=== Exercise brief ===
List, from the lines below, each one with "Awards" in it.

* Begin Records for processing *

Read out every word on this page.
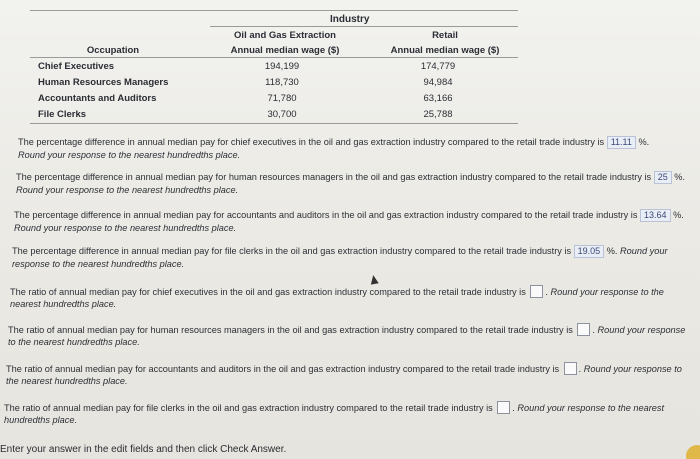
Industry
Oil and Gas Extraction	Retail
Occupation	Annual median wage ($)	Annual median wage ($)
Chief Executives	194,199	174,779
Human Resources Managers	118,730	94,984
Accountants and Auditors	71,780	63,166
File Clerks	30,700	25,788
The percentage difference in annual median pay for chief executives in the oil and gas extraction industry compared to the retail trade industry is 11.11 %.
Round your response to the nearest hundredths place.
The percentage difference in annual median pay for human resources managers in the oil and gas extraction industry compared to the retail trade industry is 25 %. Round your response to the nearest hundredths place.
The percentage difference in annual median pay for accountants and auditors in the oil and gas extraction industry compared to the retail trade industry is 13.64 %. Round your response to the nearest hundredths place.
The percentage difference in annual median pay for file clerks in the oil and gas extraction industry compared to the retail trade industry is 19.05 %. Round your response to the nearest hundredths place.
The ratio of annual median pay for chief executives in the oil and gas extraction industry compared to the retail trade industry is . Round your response to the nearest hundredths place.
The ratio of annual median pay for human resources managers in the oil and gas extraction industry compared to the retail trade industry is . Round your response to the nearest hundredths place.
The ratio of annual median pay for accountants and auditors in the oil and gas extraction industry compared to the retail trade industry is . Round your response to the nearest hundredths place.
The ratio of annual median pay for file clerks in the oil and gas extraction industry compared to the retail trade industry is . Round your response to the nearest hundredths place.
Enter your answer in the edit fields and then click Check Answer.
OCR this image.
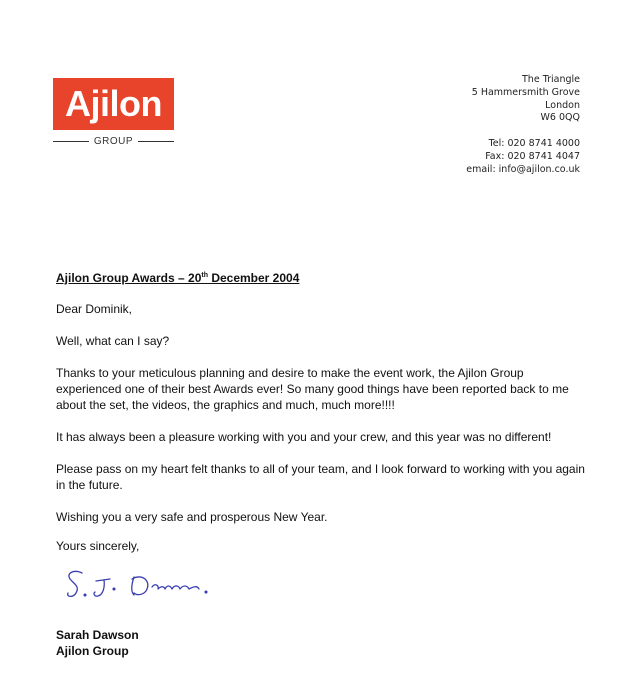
Ajilon
GROUP
The Triangle
5 Hammersmith Grove
London
W6 0QQ
Tel: 020 8741 4000
Fax: 020 8741 4047
email: info@ajilon.co.uk
Ajilon Group Awards – 20th December 2004

Dear Dominik,

Well, what can I say?

Thanks to your meticulous planning and desire to make the event work, the Ajilon Group experienced one of their best Awards ever! So many good things have been reported back to me about the set, the videos, the graphics and much, much more!!!!

It has always been a pleasure working with you and your crew, and this year was no different!

Please pass on my heart felt thanks to all of your team, and I look forward to working with you again in the future.

Wishing you a very safe and prosperous New Year.

Yours sincerely,

Sarah Dawson
Ajilon Group
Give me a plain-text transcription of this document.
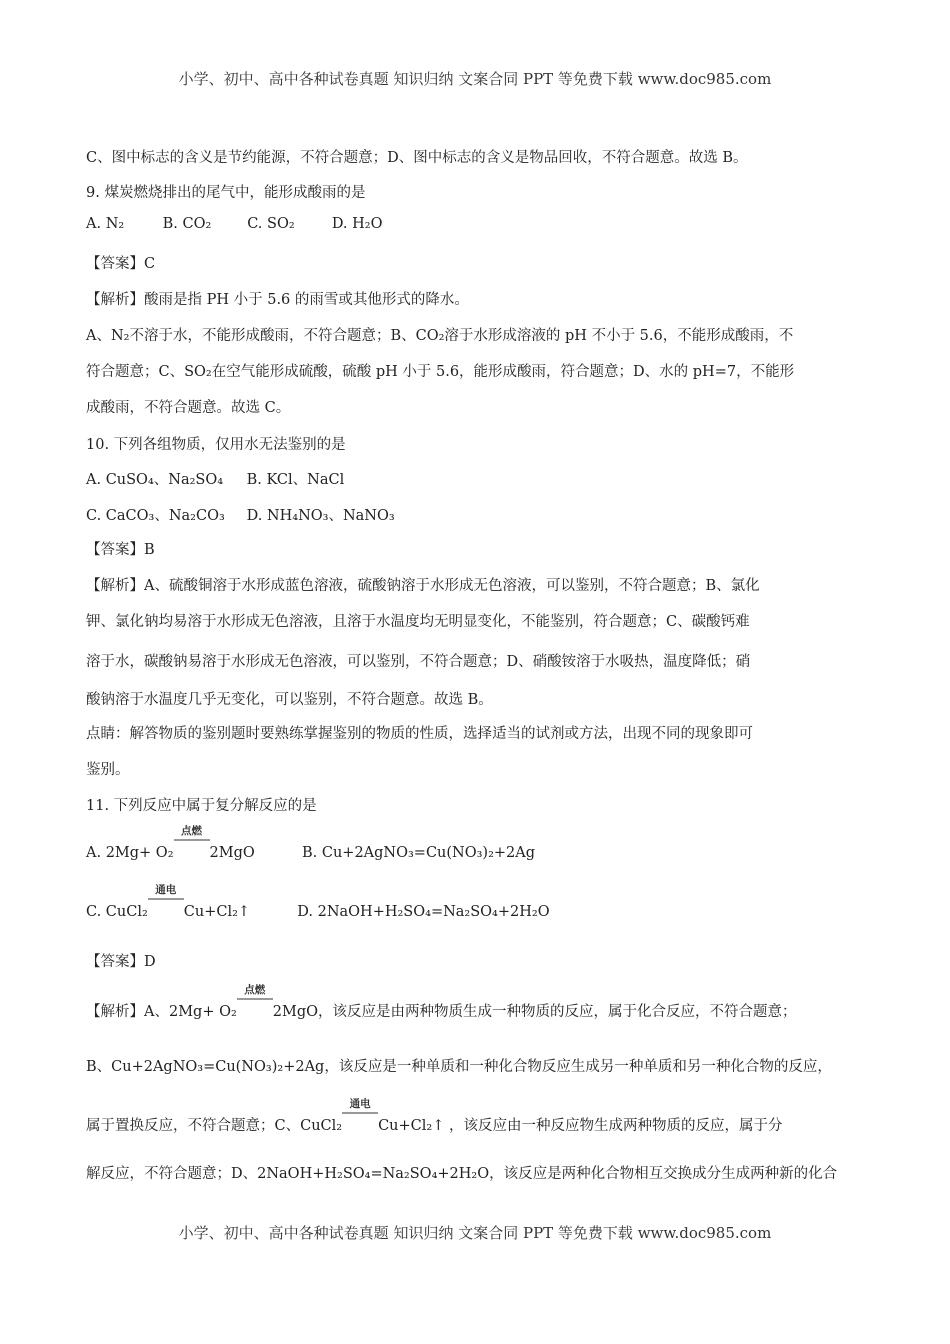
小学、初中、高中各种试卷真题 知识归纳 文案合同 PPT 等免费下载 www.doc985.com
C、图中标志的含义是节约能源，不符合题意；D、图中标志的含义是物品回收，不符合题意。故选 B。
9. 煤炭燃烧排出的尾气中，能形成酸雨的是
A. N₂	B. CO₂ C. SO₂	D. H₂O
【答案】C
【解析】酸雨是指 PH 小于 5.6 的雨雪或其他形式的降水。
A、N₂不溶于水，不能形成酸雨，不符合题意；B、CO₂溶于水形成溶液的 pH 不小于 5.6，不能形成酸雨，不
符合题意；C、SO₂在空气能形成硫酸，硫酸 pH 小于 5.6，能形成酸雨，符合题意；D、水的 pH=7，不能形
成酸雨，不符合题意。故选 C。
10. 下列各组物质，仅用水无法鉴别的是
A. CuSO₄、Na₂SO₄ B. KCl、NaCl
C. CaCO₃、Na₂CO₃ D. NH₄NO₃、NaNO₃
【答案】B
【解析】A、硫酸铜溶于水形成蓝色溶液，硫酸钠溶于水形成无色溶液，可以鉴别，不符合题意；B、氯化
钾、氯化钠均易溶于水形成无色溶液，且溶于水温度均无明显变化，不能鉴别，符合题意；C、碳酸钙难
溶于水，碳酸钠易溶于水形成无色溶液，可以鉴别，不符合题意；D、硝酸铵溶于水吸热，温度降低；硝
酸钠溶于水温度几乎无变化，可以鉴别，不符合题意。故选 B。
点睛：解答物质的鉴别题时要熟练掌握鉴别的物质的性质，选择适当的试剂或方法，出现不同的现象即可
鉴别。
11. 下列反应中属于复分解反应的是
A. 2Mg+ O₂
点燃
2MgO	B. Cu+2AgNO₃=Cu(NO₃)₂+2Ag
C. CuCl₂
通电
Cu+Cl₂↑	D. 2NaOH+H₂SO₄=Na₂SO₄+2H₂O
【答案】D
【解析】A、2Mg+ O₂
点燃
2MgO，该反应是由两种物质生成一种物质的反应，属于化合反应，不符合题意；
B、Cu+2AgNO₃=Cu(NO₃)₂+2Ag，该反应是一种单质和一种化合物反应生成另一种单质和另一种化合物的反应，
属于置换反应，不符合题意；C、CuCl₂
通电
Cu+Cl₂↑ ，该反应由一种反应物生成两种物质的反应，属于分
解反应，不符合题意；D、2NaOH+H₂SO₄=Na₂SO₄+2H₂O，该反应是两种化合物相互交换成分生成两种新的化合
小学、初中、高中各种试卷真题 知识归纳 文案合同 PPT 等免费下载 www.doc985.com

* End Records for processing *

=== Solution to the exercise ===
Ajilon Group Awards – 20th December 2004
Thanks to your meticulous planning and desire to make the event work, the Ajilon Group experienced one of their best Awards ever! So many good things have been reported back to me about the set, the videos, the graphics and much, much more!!!!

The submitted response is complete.